Task to complete: Copy out each line of the data holding "screenshot".

Excerpted records:
== == ==

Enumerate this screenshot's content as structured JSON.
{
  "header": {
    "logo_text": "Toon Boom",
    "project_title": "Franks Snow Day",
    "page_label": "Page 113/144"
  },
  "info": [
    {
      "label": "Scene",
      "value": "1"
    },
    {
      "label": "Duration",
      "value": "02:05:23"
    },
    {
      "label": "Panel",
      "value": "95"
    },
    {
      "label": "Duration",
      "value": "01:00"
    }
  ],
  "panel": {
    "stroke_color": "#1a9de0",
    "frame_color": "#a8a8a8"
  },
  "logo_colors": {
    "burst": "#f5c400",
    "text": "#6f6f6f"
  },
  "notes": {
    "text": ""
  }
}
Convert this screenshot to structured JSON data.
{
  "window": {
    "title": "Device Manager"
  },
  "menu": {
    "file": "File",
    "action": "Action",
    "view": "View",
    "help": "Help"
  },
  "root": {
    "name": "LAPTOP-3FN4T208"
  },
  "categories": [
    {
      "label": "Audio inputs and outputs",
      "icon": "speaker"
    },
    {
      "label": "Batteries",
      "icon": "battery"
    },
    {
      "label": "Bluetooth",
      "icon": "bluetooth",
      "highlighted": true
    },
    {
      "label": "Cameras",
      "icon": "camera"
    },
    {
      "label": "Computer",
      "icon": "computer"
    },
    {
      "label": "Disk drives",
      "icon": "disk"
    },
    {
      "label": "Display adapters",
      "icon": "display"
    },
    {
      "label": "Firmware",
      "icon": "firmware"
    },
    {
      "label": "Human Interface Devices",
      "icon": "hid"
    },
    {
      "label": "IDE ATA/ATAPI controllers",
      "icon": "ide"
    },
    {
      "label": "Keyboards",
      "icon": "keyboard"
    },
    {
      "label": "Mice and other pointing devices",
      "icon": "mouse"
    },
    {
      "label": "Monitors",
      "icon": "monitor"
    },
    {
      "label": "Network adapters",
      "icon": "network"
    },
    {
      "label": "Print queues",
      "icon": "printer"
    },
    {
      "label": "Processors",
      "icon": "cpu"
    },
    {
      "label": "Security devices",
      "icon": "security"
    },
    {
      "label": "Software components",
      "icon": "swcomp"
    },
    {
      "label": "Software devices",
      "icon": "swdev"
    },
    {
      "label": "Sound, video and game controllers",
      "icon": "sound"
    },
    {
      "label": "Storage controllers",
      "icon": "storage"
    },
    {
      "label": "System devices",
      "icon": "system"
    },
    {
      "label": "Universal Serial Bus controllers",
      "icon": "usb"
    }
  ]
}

== == ==

Reply:
Enumerate this screenshot's content as structured JSON.
Convert this screenshot to structured JSON data.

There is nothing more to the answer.